# Start of Provided information

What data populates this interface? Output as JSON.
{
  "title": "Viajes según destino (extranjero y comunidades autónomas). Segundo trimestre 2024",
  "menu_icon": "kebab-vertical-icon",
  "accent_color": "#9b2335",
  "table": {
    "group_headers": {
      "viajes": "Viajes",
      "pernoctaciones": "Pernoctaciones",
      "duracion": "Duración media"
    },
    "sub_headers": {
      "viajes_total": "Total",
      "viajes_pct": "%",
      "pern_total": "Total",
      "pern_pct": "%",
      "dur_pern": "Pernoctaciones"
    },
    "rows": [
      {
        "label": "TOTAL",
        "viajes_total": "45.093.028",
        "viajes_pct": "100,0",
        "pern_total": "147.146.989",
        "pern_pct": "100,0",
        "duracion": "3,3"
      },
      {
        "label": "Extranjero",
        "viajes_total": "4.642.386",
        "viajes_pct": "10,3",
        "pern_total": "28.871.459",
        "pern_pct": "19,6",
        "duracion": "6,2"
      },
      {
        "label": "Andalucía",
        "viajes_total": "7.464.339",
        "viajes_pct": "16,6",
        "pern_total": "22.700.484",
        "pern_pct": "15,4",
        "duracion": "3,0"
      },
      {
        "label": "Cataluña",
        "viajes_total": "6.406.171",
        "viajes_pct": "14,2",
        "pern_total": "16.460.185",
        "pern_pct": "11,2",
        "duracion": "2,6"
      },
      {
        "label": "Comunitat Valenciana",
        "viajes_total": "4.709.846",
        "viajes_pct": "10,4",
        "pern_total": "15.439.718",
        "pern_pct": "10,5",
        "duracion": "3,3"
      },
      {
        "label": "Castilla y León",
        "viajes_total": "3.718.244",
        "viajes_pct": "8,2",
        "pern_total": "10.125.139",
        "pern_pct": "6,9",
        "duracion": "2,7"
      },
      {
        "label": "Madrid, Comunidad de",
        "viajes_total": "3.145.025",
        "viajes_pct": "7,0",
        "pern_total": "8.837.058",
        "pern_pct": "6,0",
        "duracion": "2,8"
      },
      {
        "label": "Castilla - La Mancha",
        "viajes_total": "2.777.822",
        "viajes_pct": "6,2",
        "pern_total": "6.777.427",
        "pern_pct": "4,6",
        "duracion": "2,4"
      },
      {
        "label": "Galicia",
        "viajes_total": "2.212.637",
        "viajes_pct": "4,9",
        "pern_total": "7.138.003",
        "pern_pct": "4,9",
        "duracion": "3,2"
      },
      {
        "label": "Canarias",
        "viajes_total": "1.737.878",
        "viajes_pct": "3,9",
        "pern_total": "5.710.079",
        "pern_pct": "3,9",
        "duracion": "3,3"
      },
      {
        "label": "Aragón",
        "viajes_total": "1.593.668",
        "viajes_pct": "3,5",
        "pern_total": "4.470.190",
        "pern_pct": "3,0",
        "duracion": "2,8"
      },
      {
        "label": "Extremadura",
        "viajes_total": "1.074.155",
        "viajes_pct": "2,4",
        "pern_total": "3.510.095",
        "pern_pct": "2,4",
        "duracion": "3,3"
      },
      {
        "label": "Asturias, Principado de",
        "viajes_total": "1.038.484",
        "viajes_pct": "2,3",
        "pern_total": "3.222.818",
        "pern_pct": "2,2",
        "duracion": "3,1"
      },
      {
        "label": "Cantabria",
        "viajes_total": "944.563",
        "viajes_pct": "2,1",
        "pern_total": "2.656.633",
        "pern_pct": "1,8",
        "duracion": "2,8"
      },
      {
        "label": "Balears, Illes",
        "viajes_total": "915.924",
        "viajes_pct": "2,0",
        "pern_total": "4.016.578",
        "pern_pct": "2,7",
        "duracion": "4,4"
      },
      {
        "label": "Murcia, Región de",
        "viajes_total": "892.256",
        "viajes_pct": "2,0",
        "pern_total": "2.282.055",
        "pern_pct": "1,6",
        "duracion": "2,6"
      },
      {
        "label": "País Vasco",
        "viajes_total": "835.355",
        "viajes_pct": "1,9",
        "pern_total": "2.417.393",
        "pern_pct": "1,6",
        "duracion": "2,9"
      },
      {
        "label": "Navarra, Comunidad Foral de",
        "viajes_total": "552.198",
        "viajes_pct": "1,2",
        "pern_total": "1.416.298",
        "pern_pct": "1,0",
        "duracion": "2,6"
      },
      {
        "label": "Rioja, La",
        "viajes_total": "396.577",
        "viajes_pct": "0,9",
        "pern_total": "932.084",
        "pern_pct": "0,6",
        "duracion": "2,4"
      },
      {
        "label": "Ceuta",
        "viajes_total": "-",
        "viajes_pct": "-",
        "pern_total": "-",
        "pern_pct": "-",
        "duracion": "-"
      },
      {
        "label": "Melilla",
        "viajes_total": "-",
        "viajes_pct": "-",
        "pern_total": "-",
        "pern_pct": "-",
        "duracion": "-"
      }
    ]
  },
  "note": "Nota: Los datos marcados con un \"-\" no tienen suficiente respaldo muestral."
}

# End of Provided information

## Written exercise
Write out the whole listing again, exactly as it stands.

## Exercise result
What data populates this interface? Output as JSON.
{
  "title": "Viajes según destino (extranjero y comunidades autónomas). Segundo trimestre 2024",
  "menu_icon": "kebab-vertical-icon",
  "accent_color": "#9b2335",
  "table": {
    "group_headers": {
      "viajes": "Viajes",
      "pernoctaciones": "Pernoctaciones",
      "duracion": "Duración media"
    },
    "sub_headers": {
      "viajes_total": "Total",
      "viajes_pct": "%",
      "pern_total": "Total",
      "pern_pct": "%",
      "dur_pern": "Pernoctaciones"
    },
    "rows": [
      {
        "label": "TOTAL",
        "viajes_total": "45.093.028",
        "viajes_pct": "100,0",
        "pern_total": "147.146.989",
        "pern_pct": "100,0",
        "duracion": "3,3"
      },
      {
        "label": "Extranjero",
        "viajes_total": "4.642.386",
        "viajes_pct": "10,3",
        "pern_total": "28.871.459",
        "pern_pct": "19,6",
        "duracion": "6,2"
      },
      {
        "label": "Andalucía",
        "viajes_total": "7.464.339",
        "viajes_pct": "16,6",
        "pern_total": "22.700.484",
        "pern_pct": "15,4",
        "duracion": "3,0"
      },
      {
        "label": "Cataluña",
        "viajes_total": "6.406.171",
        "viajes_pct": "14,2",
        "pern_total": "16.460.185",
        "pern_pct": "11,2",
        "duracion": "2,6"
      },
      {
        "label": "Comunitat Valenciana",
        "viajes_total": "4.709.846",
        "viajes_pct": "10,4",
        "pern_total": "15.439.718",
        "pern_pct": "10,5",
        "duracion": "3,3"
      },
      {
        "label": "Castilla y León",
        "viajes_total": "3.718.244",
        "viajes_pct": "8,2",
        "pern_total": "10.125.139",
        "pern_pct": "6,9",
        "duracion": "2,7"
      },
      {
        "label": "Madrid, Comunidad de",
        "viajes_total": "3.145.025",
        "viajes_pct": "7,0",
        "pern_total": "8.837.058",
        "pern_pct": "6,0",
        "duracion": "2,8"
      },
      {
        "label": "Castilla - La Mancha",
        "viajes_total": "2.777.822",
        "viajes_pct": "6,2",
        "pern_total": "6.777.427",
        "pern_pct": "4,6",
        "duracion": "2,4"
      },
      {
        "label": "Galicia",
        "viajes_total": "2.212.637",
        "viajes_pct": "4,9",
        "pern_total": "7.138.003",
        "pern_pct": "4,9",
        "duracion": "3,2"
      },
      {
        "label": "Canarias",
        "viajes_total": "1.737.878",
        "viajes_pct": "3,9",
        "pern_total": "5.710.079",
        "pern_pct": "3,9",
        "duracion": "3,3"
      },
      {
        "label": "Aragón",
        "viajes_total": "1.593.668",
        "viajes_pct": "3,5",
        "pern_total": "4.470.190",
        "pern_pct": "3,0",
        "duracion": "2,8"
      },
      {
        "label": "Extremadura",
        "viajes_total": "1.074.155",
        "viajes_pct": "2,4",
        "pern_total": "3.510.095",
        "pern_pct": "2,4",
        "duracion": "3,3"
      },
      {
        "label": "Asturias, Principado de",
        "viajes_total": "1.038.484",
        "viajes_pct": "2,3",
        "pern_total": "3.222.818",
        "pern_pct": "2,2",
        "duracion": "3,1"
      },
      {
        "label": "Cantabria",
        "viajes_total": "944.563",
        "viajes_pct": "2,1",
        "pern_total": "2.656.633",
        "pern_pct": "1,8",
        "duracion": "2,8"
      },
      {
        "label": "Balears, Illes",
        "viajes_total": "915.924",
        "viajes_pct": "2,0",
        "pern_total": "4.016.578",
        "pern_pct": "2,7",
        "duracion": "4,4"
      },
      {
        "label": "Murcia, Región de",
        "viajes_total": "892.256",
        "viajes_pct": "2,0",
        "pern_total": "2.282.055",
        "pern_pct": "1,6",
        "duracion": "2,6"
      },
      {
        "label": "País Vasco",
        "viajes_total": "835.355",
        "viajes_pct": "1,9",
        "pern_total": "2.417.393",
        "pern_pct": "1,6",
        "duracion": "2,9"
      },
      {
        "label": "Navarra, Comunidad Foral de",
        "viajes_total": "552.198",
        "viajes_pct": "1,2",
        "pern_total": "1.416.298",
        "pern_pct": "1,0",
        "duracion": "2,6"
      },
      {
        "label": "Rioja, La",
        "viajes_total": "396.577",
        "viajes_pct": "0,9",
        "pern_total": "932.084",
        "pern_pct": "0,6",
        "duracion": "2,4"
      },
      {
        "label": "Ceuta",
        "viajes_total": "-",
        "viajes_pct": "-",
        "pern_total": "-",
        "pern_pct": "-",
        "duracion": "-"
      },
      {
        "label": "Melilla",
        "viajes_total": "-",
        "viajes_pct": "-",
        "pern_total": "-",
        "pern_pct": "-",
        "duracion": "-"
      }
    ]
  },
  "note": "Nota: Los datos marcados con un \"-\" no tienen suficiente respaldo muestral."
}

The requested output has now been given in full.